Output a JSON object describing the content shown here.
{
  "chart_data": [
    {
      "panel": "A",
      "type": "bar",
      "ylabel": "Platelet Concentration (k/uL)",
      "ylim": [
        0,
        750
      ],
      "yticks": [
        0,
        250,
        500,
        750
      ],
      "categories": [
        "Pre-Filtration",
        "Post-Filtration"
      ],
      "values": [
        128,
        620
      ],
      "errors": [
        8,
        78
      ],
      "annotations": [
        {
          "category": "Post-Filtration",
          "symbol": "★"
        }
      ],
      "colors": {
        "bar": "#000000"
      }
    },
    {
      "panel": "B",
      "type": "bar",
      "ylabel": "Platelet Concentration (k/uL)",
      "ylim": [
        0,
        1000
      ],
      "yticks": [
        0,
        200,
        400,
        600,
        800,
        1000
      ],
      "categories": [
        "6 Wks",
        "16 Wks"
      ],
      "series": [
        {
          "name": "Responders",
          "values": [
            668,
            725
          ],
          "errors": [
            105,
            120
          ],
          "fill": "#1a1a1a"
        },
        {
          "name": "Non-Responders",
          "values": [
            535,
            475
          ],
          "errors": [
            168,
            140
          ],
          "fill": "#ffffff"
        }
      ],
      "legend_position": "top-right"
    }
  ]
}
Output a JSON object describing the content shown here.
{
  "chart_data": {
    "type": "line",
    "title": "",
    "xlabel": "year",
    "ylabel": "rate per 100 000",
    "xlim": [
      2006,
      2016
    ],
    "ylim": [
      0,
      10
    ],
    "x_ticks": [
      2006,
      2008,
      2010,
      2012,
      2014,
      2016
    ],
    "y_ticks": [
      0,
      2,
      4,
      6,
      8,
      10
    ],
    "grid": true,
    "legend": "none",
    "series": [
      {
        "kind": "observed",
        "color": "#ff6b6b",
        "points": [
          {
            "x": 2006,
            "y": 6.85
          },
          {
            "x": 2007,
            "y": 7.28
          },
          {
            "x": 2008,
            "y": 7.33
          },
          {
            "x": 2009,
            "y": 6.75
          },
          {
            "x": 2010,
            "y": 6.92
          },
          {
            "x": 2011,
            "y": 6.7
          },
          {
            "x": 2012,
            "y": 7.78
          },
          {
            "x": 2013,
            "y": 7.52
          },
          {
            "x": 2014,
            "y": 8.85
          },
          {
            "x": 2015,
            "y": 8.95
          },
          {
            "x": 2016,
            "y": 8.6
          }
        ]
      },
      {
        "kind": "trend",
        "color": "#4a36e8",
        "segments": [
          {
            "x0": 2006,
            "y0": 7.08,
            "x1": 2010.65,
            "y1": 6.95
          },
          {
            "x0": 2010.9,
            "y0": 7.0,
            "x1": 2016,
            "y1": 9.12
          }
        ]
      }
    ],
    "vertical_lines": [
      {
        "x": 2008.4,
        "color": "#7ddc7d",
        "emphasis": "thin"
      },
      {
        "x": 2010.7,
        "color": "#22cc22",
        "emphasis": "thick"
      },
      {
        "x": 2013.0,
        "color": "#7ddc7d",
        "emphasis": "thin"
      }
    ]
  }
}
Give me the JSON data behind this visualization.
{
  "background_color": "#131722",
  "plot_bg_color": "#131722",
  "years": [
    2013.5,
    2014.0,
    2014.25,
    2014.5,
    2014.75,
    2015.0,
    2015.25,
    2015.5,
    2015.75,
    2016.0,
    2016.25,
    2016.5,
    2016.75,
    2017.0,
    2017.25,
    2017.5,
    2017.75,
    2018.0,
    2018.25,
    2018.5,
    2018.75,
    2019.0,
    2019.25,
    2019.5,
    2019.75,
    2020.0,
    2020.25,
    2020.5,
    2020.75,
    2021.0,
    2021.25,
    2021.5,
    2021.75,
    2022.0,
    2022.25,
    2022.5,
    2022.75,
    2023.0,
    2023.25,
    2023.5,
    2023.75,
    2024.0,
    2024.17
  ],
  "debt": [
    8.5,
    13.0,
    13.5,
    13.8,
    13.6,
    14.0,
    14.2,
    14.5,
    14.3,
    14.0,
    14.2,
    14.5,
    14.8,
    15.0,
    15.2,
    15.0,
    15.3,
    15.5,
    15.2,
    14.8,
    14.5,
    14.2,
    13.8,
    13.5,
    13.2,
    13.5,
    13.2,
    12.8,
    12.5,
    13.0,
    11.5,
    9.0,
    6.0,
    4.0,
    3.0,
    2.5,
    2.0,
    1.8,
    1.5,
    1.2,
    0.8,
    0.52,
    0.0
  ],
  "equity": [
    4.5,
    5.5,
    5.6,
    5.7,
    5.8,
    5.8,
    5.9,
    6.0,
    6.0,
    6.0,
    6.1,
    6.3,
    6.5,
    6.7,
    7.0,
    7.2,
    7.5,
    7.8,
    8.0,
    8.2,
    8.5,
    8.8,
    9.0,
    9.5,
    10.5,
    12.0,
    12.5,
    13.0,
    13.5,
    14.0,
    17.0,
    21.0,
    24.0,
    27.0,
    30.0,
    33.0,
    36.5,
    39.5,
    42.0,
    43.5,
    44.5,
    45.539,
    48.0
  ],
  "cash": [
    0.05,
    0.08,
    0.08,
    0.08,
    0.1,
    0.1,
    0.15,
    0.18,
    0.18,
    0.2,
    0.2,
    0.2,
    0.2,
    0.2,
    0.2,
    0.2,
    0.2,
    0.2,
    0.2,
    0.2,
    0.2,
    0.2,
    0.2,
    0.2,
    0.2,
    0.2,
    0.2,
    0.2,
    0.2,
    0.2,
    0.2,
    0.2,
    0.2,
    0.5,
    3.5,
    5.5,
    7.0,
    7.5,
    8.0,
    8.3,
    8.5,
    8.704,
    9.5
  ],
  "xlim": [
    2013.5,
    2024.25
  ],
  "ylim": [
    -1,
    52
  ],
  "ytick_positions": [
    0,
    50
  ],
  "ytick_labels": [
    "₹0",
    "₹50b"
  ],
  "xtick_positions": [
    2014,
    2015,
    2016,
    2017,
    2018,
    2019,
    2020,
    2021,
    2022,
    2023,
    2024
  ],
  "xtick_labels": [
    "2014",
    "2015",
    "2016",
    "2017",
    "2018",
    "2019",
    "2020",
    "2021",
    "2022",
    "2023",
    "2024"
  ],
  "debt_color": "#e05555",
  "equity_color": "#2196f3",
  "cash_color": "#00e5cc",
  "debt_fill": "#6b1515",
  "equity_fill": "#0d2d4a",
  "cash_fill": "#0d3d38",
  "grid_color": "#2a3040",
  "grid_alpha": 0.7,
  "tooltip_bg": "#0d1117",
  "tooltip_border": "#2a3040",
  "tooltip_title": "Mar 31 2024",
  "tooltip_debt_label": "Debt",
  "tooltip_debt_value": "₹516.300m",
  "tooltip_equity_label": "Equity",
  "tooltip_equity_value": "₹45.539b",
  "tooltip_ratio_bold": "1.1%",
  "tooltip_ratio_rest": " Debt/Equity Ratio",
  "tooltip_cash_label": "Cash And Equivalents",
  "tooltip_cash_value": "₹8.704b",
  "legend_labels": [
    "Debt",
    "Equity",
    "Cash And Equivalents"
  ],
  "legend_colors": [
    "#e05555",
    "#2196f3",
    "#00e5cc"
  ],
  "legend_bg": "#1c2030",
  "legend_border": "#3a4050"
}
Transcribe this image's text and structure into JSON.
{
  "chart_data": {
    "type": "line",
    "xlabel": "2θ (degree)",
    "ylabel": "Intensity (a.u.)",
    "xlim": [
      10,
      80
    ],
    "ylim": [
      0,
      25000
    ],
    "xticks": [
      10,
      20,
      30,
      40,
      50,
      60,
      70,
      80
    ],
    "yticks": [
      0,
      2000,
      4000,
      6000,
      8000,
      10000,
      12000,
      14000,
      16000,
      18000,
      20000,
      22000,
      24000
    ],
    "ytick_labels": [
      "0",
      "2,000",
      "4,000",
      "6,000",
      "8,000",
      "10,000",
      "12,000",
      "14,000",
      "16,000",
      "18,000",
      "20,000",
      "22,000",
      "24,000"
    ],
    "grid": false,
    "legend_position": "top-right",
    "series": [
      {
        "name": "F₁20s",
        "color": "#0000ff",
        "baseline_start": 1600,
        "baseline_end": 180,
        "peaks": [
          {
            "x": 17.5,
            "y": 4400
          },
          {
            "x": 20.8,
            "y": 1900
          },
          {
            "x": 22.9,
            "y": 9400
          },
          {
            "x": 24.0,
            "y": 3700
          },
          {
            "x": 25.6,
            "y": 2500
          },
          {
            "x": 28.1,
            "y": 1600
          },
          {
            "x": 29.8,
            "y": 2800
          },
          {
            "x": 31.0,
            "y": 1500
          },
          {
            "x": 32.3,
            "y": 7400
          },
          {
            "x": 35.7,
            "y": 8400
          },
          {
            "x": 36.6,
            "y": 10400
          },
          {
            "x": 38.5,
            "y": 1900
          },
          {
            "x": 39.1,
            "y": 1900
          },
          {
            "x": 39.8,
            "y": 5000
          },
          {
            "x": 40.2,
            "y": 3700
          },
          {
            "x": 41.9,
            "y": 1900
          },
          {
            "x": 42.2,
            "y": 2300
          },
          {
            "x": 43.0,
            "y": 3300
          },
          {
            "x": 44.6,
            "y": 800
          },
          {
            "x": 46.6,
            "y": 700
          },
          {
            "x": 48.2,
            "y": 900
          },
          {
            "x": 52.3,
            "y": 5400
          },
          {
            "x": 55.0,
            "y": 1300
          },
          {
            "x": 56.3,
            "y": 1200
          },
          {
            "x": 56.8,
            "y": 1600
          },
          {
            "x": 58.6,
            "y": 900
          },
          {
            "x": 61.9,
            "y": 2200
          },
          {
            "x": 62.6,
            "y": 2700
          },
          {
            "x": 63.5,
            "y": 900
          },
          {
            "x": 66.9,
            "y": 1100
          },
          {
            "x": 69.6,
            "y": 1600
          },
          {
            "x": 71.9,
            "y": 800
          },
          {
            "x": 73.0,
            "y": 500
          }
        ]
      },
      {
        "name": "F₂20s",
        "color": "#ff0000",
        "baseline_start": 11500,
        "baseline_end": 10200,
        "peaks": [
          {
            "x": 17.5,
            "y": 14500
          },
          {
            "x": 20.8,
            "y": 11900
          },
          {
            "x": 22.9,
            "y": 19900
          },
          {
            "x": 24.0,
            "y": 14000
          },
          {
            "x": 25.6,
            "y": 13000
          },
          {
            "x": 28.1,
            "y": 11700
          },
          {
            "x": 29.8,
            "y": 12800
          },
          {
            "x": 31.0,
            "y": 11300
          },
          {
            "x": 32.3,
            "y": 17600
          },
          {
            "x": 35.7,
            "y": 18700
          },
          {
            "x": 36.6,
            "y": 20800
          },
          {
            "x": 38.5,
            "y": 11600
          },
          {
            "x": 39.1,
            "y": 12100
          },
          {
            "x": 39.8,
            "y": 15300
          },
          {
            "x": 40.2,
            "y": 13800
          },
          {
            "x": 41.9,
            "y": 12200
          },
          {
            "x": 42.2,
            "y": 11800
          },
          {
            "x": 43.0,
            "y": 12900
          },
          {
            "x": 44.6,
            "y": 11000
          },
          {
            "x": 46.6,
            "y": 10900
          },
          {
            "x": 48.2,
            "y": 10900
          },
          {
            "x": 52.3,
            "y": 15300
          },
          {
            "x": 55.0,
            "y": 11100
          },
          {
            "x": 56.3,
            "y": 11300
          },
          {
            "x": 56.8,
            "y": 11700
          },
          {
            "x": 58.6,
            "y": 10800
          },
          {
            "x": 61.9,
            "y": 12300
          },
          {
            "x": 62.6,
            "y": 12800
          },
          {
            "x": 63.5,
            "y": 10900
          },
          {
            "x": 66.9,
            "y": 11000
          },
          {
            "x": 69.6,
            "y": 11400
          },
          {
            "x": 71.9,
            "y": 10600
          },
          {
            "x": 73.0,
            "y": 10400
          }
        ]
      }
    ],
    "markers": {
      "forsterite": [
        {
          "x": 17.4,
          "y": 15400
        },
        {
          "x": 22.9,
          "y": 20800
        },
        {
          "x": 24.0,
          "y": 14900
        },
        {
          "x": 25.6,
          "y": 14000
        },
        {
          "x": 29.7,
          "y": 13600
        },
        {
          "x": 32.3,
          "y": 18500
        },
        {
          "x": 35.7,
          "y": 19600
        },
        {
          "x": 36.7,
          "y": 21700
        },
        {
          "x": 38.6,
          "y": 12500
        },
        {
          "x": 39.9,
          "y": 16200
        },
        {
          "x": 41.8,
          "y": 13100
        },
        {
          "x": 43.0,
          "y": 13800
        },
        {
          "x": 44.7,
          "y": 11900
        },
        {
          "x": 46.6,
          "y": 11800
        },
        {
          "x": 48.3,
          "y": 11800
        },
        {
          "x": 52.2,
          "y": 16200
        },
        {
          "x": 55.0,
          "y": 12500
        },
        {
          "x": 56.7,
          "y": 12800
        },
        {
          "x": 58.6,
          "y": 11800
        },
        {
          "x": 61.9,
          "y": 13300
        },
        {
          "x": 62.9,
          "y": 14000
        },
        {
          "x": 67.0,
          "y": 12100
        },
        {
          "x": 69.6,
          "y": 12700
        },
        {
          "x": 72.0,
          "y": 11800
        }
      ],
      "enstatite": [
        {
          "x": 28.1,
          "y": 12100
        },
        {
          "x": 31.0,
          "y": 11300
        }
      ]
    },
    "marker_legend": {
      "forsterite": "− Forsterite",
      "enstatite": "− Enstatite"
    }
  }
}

Exercise goal – In the entries above, count each line holding "Equivalents" and report the total and nothing more.

Written solution – 2